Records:
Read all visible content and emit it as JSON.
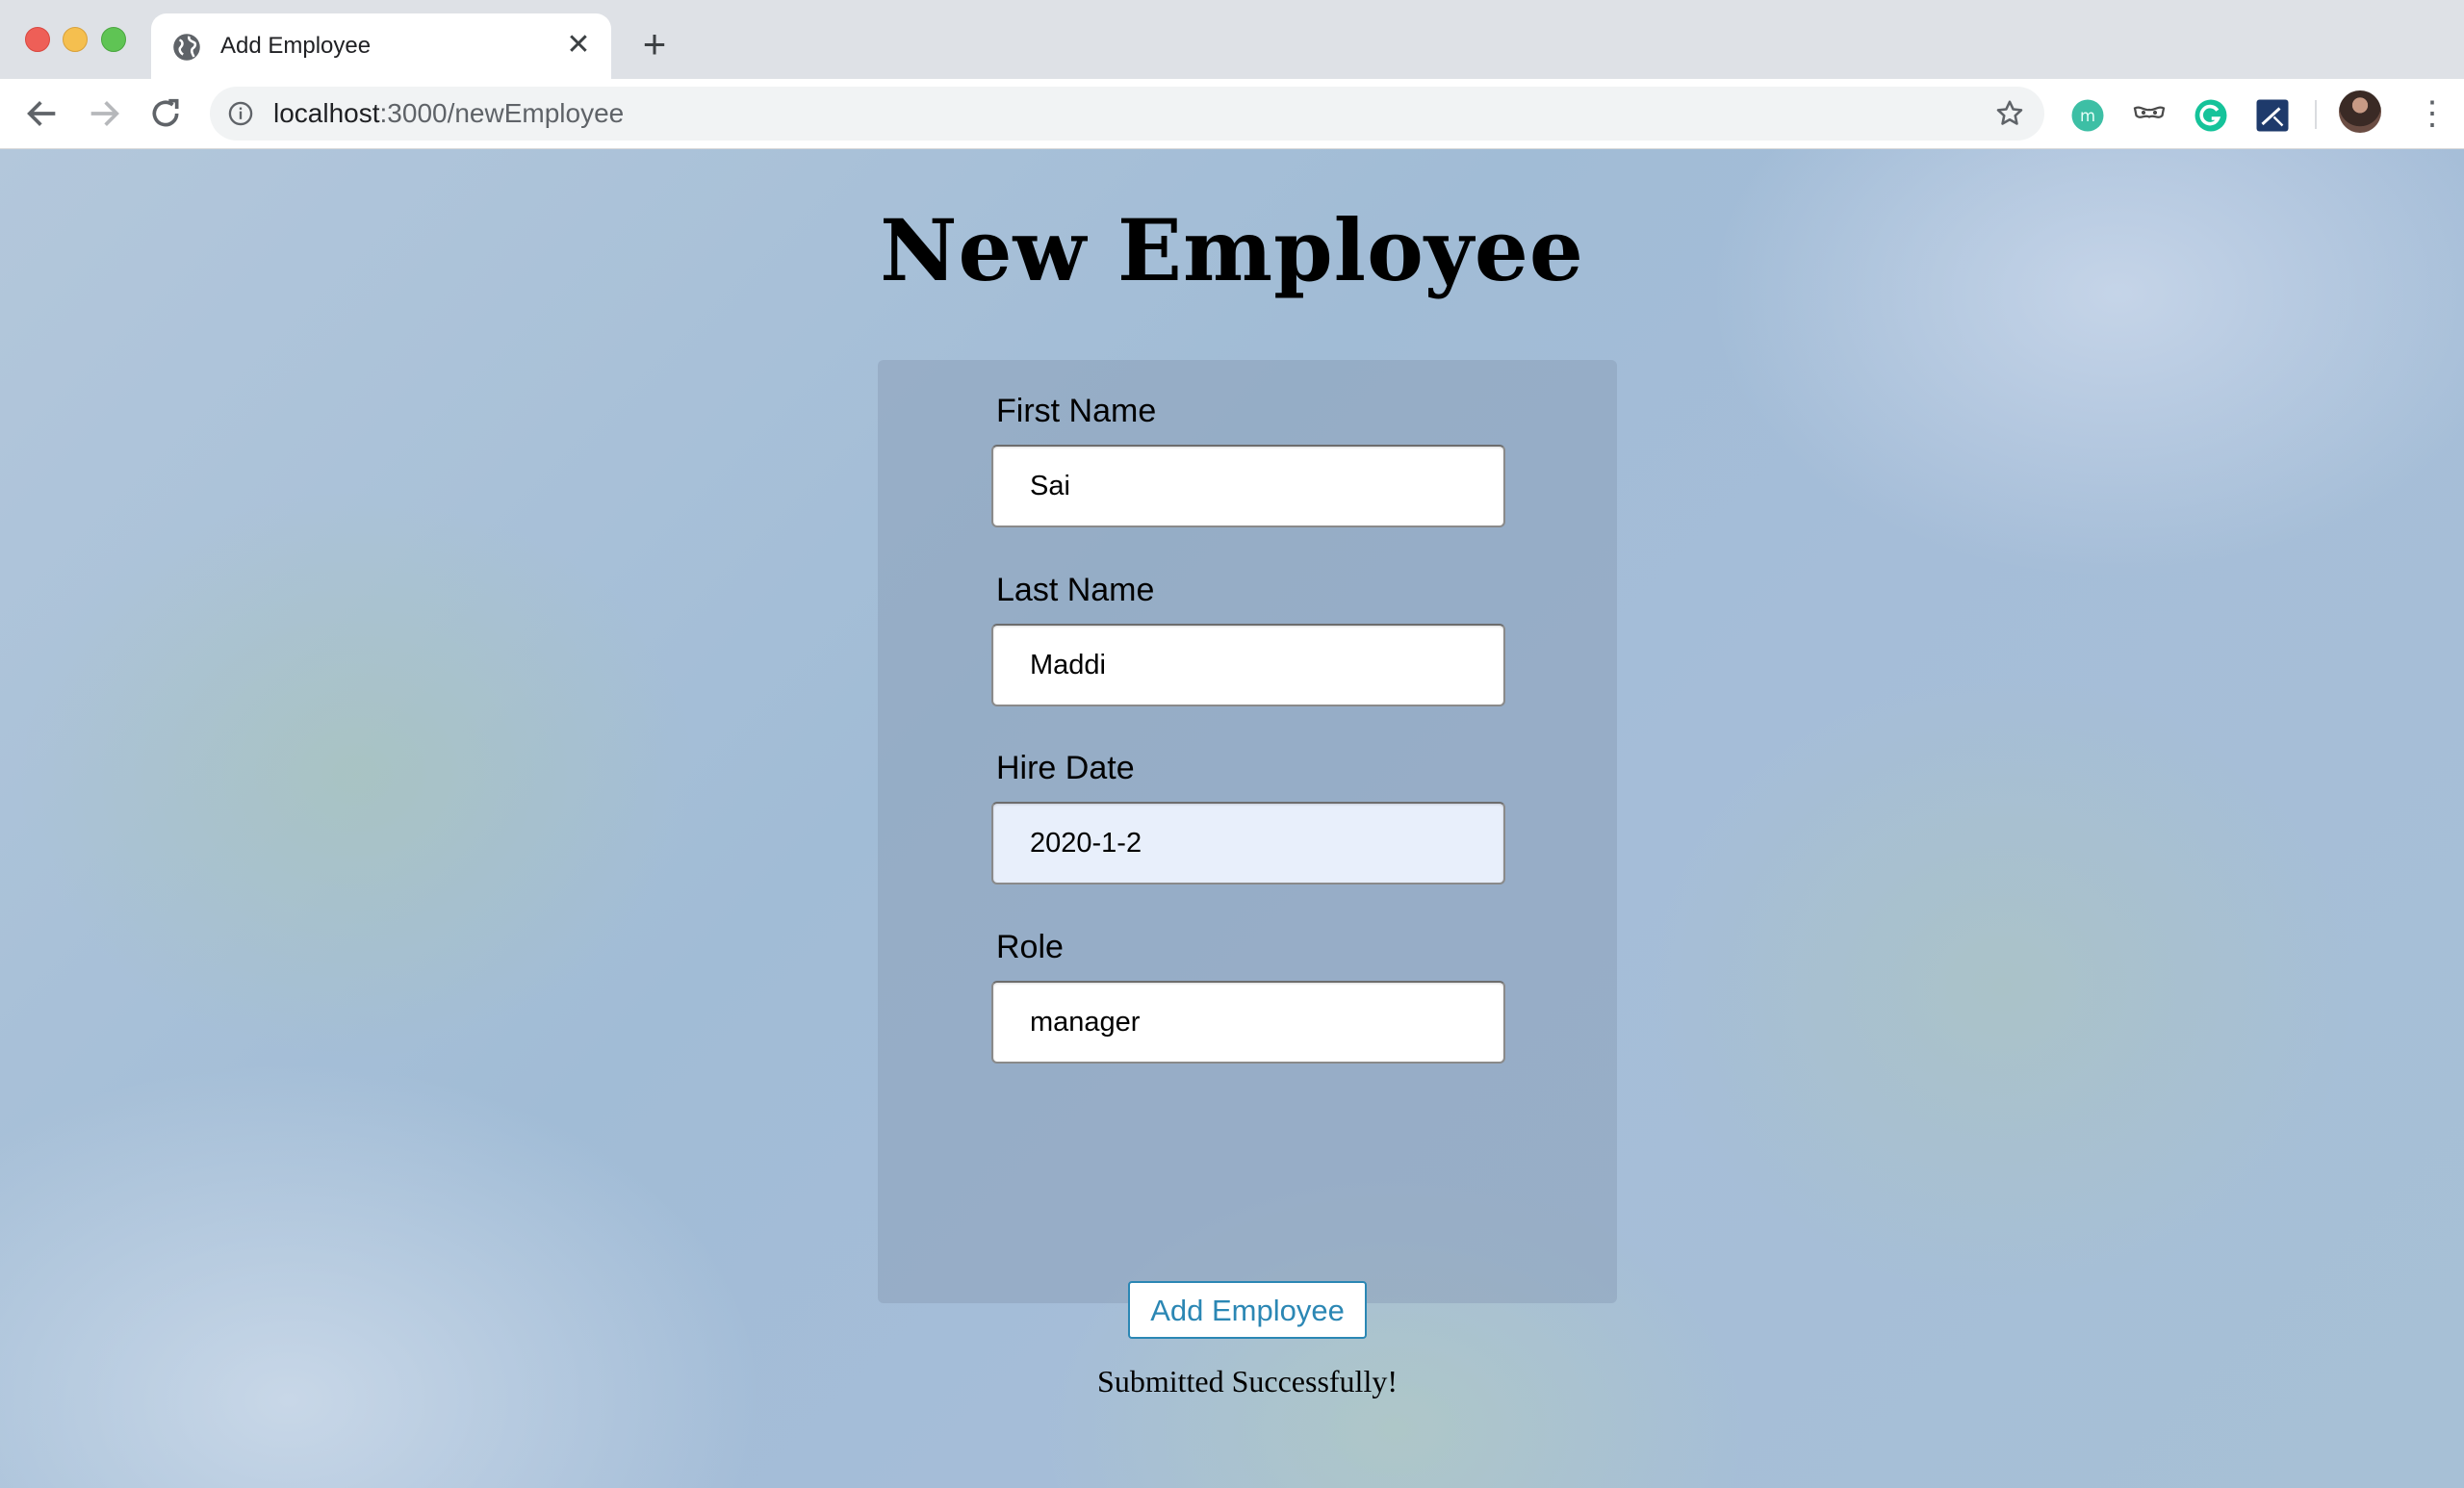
{
  "browser": {
    "tab_title": "Add Employee",
    "url_host": "localhost",
    "url_path": ":3000/newEmployee",
    "icons": {
      "back": "back-arrow-icon",
      "forward": "forward-arrow-icon",
      "reload": "reload-icon",
      "info": "info-icon",
      "bookmark": "star-icon",
      "close_tab": "close-icon",
      "new_tab": "plus-icon",
      "menu": "kebab-menu-icon"
    },
    "extensions": [
      "monica-extension-icon",
      "mask-extension-icon",
      "grammarly-extension-icon",
      "wand-extension-icon"
    ]
  },
  "page": {
    "heading": "New Employee",
    "form": {
      "first_name": {
        "label": "First Name",
        "value": "Sai"
      },
      "last_name": {
        "label": "Last Name",
        "value": "Maddi"
      },
      "hire_date": {
        "label": "Hire Date",
        "value": "2020-1-2"
      },
      "role": {
        "label": "Role",
        "value": "manager"
      },
      "submit_label": "Add Employee",
      "status_message": "Submitted Successfully!"
    }
  },
  "colors": {
    "button_accent": "#2b87b4",
    "autofill_bg": "#e8effb"
  }
}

_STATED TASK_
Set down all the data again exactly as above, pictures excluded.

_REPLY_
Read all visible content and emit it as JSON.
{
  "browser": {
    "tab_title": "Add Employee",
    "url_host": "localhost",
    "url_path": ":3000/newEmployee",
    "icons": {
      "back": "back-arrow-icon",
      "forward": "forward-arrow-icon",
      "reload": "reload-icon",
      "info": "info-icon",
      "bookmark": "star-icon",
      "close_tab": "close-icon",
      "new_tab": "plus-icon",
      "menu": "kebab-menu-icon"
    },
    "extensions": [
      "monica-extension-icon",
      "mask-extension-icon",
      "grammarly-extension-icon",
      "wand-extension-icon"
    ]
  },
  "page": {
    "heading": "New Employee",
    "form": {
      "first_name": {
        "label": "First Name",
        "value": "Sai"
      },
      "last_name": {
        "label": "Last Name",
        "value": "Maddi"
      },
      "hire_date": {
        "label": "Hire Date",
        "value": "2020-1-2"
      },
      "role": {
        "label": "Role",
        "value": "manager"
      },
      "submit_label": "Add Employee",
      "status_message": "Submitted Successfully!"
    }
  },
  "colors": {
    "button_accent": "#2b87b4",
    "autofill_bg": "#e8effb"
  }
}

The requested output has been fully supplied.